● Stated task a: Quote everything from "The beginnings of" down to "confront the past." from the passage on Turkish denialism.

● Excerpted text:
The beginnings of many nations are marred by traumatic histories. This is certainly true for Turkey. The modern Republic of Turkey began with the dispossession and even eradication of many of the ethnic and religious minorities who had lived for centuries within the borders of the Ottoman Empire. The Armenian genocide is one of the most prominent examples. In Violence and Genocide in Kurdish Memory: Exploring the Remembrance of the Armenian Genocide through Life Stories, author Eren Yetkin argues that from the time of the genocide, which took place between 1915 and 1918, the government of Turkey has chosen to deny rather than confront the past.
Denialism, however, was never a static policy but rather one which evolved as international and national conditions changed over time. The term genocide did not gain international recognition until it was established as a crime by the United Nations in 1948. Until the 1950s, Turkish officials denied the violence not the genocide. It was not until the 1960s, when Armenians in the Soviet Republic of Armenia and Armenians living in the diaspora demonstrated for the recognition of the genocide that the focus of denialism shifted to the genocide.
In the 1990s Turkish denialism took on a more aggressive form with the construction of the Zeve Martyrdom Memorial Site. Located 25 kilometers outside the city of Van, the memorial was built by local authorities during a period of time when there was an enthusiastic search for Turkish victims of Armenian violence. Unearthing the bodies of mass graves was a means of substantiating the narrative of Turkish victimization. The plaque that adorns the obelisk commemorates the “2,500 heroic Turkish sons who were murdered by the Armenian militias bloodthirstily…in villages in May 1915.” While the plaque notes that the violence occurred in May, the governor of Van organizes an annual commemorative ceremony on April 24th—the international commemoration day of the Armenian genocide. Located in Kurdistan, the memorial also erases the ethnic identity of the Kurdish victims by labeling them as Turkish sons and renaming their villages with Turkish names.

● Stated task b: Reproduce the records verbatim, everything from the start of the records down to and including the line that contains "square-a8[interactable] (12, 12, 72, 72)".

● The records:
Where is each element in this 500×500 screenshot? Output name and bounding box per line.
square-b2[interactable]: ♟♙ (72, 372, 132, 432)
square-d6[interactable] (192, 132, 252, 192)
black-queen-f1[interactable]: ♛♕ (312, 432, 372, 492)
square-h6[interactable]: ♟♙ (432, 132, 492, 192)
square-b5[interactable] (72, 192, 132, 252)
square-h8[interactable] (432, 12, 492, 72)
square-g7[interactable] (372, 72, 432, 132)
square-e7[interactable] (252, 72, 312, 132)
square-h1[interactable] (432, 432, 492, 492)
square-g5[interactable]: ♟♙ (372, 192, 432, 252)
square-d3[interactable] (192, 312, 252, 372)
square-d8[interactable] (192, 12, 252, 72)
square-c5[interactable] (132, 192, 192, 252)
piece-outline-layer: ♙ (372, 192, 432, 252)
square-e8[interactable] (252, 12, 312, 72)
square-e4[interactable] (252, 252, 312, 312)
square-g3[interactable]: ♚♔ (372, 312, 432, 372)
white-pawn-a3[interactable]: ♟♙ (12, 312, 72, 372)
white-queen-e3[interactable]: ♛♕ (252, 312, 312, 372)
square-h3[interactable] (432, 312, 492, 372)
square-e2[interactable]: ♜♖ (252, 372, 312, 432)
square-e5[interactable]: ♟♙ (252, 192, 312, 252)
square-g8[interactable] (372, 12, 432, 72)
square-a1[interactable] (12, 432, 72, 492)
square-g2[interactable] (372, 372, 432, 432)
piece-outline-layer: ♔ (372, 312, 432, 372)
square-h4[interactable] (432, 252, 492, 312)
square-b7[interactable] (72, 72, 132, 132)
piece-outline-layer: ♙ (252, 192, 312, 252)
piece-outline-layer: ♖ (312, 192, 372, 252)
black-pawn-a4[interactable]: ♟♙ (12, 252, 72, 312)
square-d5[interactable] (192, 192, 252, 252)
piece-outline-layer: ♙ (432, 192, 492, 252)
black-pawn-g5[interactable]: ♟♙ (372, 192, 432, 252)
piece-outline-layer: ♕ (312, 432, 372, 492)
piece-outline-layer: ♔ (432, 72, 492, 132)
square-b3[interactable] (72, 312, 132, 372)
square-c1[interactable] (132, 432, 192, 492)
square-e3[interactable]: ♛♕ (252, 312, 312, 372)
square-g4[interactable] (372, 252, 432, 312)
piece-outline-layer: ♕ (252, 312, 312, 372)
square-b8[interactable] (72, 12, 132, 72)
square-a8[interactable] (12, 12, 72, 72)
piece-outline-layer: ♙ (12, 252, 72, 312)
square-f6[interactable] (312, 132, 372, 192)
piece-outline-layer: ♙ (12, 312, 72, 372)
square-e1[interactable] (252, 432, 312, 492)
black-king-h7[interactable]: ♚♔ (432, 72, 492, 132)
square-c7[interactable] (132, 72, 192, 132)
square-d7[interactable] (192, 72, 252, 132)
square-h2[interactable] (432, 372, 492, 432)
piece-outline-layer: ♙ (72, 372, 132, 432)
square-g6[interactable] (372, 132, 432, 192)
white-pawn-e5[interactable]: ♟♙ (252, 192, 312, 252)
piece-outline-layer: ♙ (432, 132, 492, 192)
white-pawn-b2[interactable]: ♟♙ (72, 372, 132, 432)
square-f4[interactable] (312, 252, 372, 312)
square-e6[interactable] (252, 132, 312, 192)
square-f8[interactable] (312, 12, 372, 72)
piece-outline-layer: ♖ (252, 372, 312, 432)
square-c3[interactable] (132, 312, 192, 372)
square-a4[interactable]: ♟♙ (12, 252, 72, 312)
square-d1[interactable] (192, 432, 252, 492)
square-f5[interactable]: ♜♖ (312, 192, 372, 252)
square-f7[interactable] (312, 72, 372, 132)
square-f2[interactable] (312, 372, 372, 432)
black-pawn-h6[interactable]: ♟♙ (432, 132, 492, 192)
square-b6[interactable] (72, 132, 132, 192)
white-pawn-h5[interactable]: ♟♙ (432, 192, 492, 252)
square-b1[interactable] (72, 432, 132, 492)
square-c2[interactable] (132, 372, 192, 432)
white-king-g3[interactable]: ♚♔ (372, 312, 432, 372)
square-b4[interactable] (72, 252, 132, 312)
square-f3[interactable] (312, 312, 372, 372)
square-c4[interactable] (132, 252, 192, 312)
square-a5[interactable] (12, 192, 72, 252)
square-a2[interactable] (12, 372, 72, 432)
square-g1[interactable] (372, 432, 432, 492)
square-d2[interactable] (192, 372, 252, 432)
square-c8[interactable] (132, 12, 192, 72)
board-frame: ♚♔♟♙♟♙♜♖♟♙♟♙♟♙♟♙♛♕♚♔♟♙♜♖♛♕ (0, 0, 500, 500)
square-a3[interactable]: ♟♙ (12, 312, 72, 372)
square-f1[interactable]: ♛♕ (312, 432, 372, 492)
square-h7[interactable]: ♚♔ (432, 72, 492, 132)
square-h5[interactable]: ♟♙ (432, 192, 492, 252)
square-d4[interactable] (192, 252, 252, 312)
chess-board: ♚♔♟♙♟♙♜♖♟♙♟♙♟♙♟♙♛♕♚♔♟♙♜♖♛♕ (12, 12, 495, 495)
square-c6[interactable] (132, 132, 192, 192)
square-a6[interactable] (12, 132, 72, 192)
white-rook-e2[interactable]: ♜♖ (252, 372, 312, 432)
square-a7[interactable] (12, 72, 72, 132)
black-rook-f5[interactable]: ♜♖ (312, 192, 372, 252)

● Exercise solution a:
The beginnings of many nations are marred by traumatic histories. This is certainly true for Turkey. The modern Republic of Turkey began with the dispossession and even eradication of many of the ethnic and religious minorities who had lived for centuries within the borders of the Ottoman Empire. The Armenian genocide is one of the most prominent examples. In Violence and Genocide in Kurdish Memory: Exploring the Remembrance of the Armenian Genocide through Life Stories, author Eren Yetkin argues that from the time of the genocide, which took place between 1915 and 1918, the government of Turkey has chosen to deny rather than confront the past.

● Exercise solution b:
Where is each element in this 500×500 screenshot? Output name and bounding box per line.
square-b2[interactable]: ♟♙ (72, 372, 132, 432)
square-d6[interactable] (192, 132, 252, 192)
black-queen-f1[interactable]: ♛♕ (312, 432, 372, 492)
square-h6[interactable]: ♟♙ (432, 132, 492, 192)
square-b5[interactable] (72, 192, 132, 252)
square-h8[interactable] (432, 12, 492, 72)
square-g7[interactable] (372, 72, 432, 132)
square-e7[interactable] (252, 72, 312, 132)
square-h1[interactable] (432, 432, 492, 492)
square-g5[interactable]: ♟♙ (372, 192, 432, 252)
square-d3[interactable] (192, 312, 252, 372)
square-d8[interactable] (192, 12, 252, 72)
square-c5[interactable] (132, 192, 192, 252)
piece-outline-layer: ♙ (372, 192, 432, 252)
square-e8[interactable] (252, 12, 312, 72)
square-e4[interactable] (252, 252, 312, 312)
square-g3[interactable]: ♚♔ (372, 312, 432, 372)
white-pawn-a3[interactable]: ♟♙ (12, 312, 72, 372)
white-queen-e3[interactable]: ♛♕ (252, 312, 312, 372)
square-h3[interactable] (432, 312, 492, 372)
square-e2[interactable]: ♜♖ (252, 372, 312, 432)
square-e5[interactable]: ♟♙ (252, 192, 312, 252)
square-g8[interactable] (372, 12, 432, 72)
square-a1[interactable] (12, 432, 72, 492)
square-g2[interactable] (372, 372, 432, 432)
piece-outline-layer: ♔ (372, 312, 432, 372)
square-h4[interactable] (432, 252, 492, 312)
square-b7[interactable] (72, 72, 132, 132)
piece-outline-layer: ♙ (252, 192, 312, 252)
piece-outline-layer: ♖ (312, 192, 372, 252)
black-pawn-a4[interactable]: ♟♙ (12, 252, 72, 312)
square-d5[interactable] (192, 192, 252, 252)
piece-outline-layer: ♙ (432, 192, 492, 252)
black-pawn-g5[interactable]: ♟♙ (372, 192, 432, 252)
piece-outline-layer: ♕ (312, 432, 372, 492)
piece-outline-layer: ♔ (432, 72, 492, 132)
square-b3[interactable] (72, 312, 132, 372)
square-c1[interactable] (132, 432, 192, 492)
square-e3[interactable]: ♛♕ (252, 312, 312, 372)
square-g4[interactable] (372, 252, 432, 312)
piece-outline-layer: ♕ (252, 312, 312, 372)
square-b8[interactable] (72, 12, 132, 72)
square-a8[interactable] (12, 12, 72, 72)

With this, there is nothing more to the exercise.